| TASK STATEMENT |
I would like each line of the data that holds the word "embryos" copied out.

[Recorded data]
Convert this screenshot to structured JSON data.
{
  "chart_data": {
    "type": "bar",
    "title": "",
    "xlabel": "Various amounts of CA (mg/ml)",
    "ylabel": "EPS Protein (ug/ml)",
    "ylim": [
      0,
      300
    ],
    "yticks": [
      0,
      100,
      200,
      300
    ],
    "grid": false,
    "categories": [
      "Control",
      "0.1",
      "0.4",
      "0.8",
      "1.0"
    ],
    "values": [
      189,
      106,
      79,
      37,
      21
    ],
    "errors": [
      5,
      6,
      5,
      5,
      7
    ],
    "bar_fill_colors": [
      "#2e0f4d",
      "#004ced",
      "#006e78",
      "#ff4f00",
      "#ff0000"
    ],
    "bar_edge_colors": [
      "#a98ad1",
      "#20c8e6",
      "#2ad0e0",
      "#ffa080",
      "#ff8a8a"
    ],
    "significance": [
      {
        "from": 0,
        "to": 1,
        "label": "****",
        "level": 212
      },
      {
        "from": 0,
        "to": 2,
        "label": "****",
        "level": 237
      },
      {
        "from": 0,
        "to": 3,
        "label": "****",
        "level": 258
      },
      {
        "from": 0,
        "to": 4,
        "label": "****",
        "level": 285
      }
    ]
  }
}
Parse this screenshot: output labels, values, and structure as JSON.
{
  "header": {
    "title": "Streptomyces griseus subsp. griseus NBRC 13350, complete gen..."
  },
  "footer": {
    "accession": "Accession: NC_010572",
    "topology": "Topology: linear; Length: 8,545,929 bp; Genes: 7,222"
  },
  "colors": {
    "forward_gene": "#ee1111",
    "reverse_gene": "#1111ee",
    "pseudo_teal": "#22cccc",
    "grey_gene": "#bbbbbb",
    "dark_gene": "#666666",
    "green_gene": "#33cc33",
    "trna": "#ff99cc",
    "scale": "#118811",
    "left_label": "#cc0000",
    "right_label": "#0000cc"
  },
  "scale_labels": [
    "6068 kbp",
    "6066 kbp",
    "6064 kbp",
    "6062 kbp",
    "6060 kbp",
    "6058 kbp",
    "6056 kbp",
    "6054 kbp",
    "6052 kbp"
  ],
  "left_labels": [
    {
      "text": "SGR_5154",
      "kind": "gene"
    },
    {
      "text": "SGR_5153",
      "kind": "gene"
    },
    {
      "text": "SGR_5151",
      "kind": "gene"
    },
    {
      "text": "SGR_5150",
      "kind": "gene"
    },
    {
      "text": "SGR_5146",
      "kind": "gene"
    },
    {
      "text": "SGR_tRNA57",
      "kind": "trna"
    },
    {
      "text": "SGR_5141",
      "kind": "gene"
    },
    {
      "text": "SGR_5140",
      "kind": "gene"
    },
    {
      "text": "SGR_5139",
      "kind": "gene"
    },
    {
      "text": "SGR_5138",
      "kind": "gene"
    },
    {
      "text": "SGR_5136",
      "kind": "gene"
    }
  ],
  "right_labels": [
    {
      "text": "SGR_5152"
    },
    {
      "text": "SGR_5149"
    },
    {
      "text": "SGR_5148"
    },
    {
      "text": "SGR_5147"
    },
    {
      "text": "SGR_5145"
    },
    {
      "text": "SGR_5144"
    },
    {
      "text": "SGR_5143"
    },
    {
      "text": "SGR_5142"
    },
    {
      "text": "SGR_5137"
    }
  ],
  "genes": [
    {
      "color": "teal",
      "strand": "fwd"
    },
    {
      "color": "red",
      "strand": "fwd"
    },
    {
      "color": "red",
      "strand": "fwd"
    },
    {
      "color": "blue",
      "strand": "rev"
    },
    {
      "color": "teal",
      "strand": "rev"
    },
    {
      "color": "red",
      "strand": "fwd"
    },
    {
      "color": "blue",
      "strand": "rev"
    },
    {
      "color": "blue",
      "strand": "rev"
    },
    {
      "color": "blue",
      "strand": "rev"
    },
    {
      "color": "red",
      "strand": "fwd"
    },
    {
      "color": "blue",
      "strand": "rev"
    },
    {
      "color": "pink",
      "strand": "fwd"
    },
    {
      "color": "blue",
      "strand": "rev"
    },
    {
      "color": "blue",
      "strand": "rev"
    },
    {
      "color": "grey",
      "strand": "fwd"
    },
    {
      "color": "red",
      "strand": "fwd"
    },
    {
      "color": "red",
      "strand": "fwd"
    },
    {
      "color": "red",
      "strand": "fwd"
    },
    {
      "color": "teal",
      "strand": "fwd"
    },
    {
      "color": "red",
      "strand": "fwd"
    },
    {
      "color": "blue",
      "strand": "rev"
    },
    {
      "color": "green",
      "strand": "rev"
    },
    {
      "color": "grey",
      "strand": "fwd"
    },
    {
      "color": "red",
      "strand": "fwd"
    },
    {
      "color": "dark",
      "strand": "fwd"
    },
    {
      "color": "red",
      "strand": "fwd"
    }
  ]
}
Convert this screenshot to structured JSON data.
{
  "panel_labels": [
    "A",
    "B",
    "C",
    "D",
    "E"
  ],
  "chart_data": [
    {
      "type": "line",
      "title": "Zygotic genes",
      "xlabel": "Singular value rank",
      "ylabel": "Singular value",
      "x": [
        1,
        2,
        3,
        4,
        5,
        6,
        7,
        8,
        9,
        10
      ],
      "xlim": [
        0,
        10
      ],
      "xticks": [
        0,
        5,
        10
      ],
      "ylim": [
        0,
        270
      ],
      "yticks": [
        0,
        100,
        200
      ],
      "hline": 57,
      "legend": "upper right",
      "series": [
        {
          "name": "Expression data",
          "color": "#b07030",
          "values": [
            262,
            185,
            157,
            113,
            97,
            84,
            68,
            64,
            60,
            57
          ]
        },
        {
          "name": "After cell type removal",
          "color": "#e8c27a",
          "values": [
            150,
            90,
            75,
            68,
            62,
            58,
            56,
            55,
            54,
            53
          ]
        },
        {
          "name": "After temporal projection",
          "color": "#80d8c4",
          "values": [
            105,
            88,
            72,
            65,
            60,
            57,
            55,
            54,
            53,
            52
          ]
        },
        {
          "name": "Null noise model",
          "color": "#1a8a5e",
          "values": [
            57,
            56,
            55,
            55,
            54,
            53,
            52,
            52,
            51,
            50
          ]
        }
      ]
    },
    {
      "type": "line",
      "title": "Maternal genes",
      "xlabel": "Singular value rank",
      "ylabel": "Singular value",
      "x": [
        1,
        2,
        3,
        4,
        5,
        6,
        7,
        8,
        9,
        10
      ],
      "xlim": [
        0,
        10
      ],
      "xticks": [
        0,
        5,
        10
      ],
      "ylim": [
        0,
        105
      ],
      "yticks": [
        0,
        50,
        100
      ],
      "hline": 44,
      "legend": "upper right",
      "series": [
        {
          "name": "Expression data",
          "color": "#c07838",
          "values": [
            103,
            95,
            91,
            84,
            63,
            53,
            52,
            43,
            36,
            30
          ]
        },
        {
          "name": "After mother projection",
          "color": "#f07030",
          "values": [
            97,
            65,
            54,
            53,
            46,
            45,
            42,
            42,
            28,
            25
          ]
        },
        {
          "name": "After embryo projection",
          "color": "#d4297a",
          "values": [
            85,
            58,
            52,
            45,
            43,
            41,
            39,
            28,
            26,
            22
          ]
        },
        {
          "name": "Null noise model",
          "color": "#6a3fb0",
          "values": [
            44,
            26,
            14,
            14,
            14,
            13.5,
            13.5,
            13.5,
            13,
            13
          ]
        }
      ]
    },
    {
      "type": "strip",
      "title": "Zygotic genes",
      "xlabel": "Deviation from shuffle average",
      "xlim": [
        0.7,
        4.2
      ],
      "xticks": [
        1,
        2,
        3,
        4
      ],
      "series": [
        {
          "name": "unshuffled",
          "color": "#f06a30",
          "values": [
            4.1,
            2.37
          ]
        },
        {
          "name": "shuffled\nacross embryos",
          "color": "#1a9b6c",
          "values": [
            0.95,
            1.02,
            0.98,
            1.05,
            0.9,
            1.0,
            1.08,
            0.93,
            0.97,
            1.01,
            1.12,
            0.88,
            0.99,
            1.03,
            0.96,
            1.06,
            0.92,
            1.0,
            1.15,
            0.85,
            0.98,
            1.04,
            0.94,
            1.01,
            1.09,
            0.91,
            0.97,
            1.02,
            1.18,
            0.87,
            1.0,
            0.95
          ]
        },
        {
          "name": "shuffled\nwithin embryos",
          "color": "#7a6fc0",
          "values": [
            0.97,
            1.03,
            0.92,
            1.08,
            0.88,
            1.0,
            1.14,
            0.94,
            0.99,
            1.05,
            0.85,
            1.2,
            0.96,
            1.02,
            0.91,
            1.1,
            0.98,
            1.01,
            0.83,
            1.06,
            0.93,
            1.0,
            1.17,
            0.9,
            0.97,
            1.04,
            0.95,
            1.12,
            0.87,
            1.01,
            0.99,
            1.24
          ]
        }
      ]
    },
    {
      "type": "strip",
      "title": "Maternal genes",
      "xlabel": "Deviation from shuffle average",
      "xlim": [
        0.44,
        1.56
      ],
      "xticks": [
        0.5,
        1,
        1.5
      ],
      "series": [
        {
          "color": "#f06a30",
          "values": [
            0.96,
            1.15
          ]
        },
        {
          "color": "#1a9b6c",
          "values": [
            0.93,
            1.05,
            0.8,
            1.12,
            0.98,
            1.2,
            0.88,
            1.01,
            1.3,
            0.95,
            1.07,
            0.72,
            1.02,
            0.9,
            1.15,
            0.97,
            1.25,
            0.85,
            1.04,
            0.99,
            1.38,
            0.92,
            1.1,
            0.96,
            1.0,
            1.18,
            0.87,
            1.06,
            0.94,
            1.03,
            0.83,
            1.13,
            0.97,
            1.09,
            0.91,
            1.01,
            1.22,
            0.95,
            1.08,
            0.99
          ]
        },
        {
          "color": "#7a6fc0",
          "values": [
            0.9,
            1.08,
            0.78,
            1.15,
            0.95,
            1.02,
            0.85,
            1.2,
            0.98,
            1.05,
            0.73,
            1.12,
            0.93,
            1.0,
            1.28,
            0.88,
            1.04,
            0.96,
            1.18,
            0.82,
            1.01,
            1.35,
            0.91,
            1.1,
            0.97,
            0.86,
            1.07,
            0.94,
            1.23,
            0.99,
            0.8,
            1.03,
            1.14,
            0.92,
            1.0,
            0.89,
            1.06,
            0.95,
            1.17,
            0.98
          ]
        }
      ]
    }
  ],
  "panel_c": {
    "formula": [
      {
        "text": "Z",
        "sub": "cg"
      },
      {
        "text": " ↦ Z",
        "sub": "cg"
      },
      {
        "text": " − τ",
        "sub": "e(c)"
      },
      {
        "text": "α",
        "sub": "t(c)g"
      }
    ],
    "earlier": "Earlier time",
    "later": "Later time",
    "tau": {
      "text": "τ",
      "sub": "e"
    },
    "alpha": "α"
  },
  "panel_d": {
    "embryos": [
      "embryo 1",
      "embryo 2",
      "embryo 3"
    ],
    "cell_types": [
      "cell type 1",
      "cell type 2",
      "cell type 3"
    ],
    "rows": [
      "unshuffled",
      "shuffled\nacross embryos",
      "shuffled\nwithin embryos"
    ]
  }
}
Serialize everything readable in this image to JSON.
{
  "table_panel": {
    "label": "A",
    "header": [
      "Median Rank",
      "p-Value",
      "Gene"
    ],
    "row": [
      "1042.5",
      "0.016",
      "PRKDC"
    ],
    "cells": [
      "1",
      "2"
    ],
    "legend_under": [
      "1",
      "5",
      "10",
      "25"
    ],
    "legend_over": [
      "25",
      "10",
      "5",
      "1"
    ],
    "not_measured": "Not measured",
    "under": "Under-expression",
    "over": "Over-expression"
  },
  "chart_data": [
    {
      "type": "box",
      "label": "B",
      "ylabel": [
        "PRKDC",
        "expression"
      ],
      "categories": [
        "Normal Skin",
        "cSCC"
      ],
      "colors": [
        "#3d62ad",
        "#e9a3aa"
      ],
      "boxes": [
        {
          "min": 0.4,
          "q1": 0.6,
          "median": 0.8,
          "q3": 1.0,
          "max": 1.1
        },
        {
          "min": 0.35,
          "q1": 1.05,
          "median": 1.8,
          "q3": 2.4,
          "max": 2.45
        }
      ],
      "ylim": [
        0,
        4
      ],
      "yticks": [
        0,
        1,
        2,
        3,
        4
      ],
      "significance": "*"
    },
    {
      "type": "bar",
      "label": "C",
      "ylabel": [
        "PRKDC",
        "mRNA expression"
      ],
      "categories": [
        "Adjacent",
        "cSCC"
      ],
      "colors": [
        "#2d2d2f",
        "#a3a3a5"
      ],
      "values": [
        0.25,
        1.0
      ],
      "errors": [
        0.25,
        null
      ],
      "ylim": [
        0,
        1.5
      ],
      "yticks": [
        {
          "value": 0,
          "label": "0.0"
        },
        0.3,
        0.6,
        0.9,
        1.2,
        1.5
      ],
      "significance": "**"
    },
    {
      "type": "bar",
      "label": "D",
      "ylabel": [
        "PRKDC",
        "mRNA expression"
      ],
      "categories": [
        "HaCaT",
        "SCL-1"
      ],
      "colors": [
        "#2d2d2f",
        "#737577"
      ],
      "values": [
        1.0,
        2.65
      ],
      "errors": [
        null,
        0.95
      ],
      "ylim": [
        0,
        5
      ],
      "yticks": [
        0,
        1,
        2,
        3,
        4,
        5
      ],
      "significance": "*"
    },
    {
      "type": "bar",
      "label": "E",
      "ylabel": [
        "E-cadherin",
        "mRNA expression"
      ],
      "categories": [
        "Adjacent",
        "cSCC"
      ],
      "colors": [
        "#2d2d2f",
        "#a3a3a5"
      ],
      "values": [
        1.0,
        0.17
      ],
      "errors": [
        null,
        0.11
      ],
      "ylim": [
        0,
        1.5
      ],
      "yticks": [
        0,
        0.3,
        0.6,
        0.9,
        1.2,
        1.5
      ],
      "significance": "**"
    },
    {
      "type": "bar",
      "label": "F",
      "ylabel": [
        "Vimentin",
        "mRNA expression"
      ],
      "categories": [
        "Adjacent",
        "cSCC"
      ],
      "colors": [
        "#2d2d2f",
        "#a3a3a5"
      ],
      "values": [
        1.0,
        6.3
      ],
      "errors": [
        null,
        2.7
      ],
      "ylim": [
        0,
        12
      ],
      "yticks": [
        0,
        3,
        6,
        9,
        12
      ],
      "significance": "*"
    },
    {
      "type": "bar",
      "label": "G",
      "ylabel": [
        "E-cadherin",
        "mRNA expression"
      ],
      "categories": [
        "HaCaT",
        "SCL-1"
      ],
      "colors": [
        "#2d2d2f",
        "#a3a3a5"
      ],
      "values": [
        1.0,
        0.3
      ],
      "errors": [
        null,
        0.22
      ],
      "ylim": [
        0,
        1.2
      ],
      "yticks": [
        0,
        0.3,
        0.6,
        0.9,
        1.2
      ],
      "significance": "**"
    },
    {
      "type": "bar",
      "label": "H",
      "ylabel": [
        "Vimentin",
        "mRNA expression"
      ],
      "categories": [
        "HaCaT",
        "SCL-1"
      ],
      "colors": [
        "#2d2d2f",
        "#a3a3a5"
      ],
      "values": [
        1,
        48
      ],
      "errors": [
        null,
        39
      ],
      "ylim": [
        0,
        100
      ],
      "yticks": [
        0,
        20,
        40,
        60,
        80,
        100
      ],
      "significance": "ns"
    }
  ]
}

| EXERCISE SOLUTION |
          "name": "shuffled\nacross embryos",
          "name": "shuffled\nwithin embryos",
    "embryos": [
      "shuffled\nacross embryos",
      "shuffled\nwithin embryos"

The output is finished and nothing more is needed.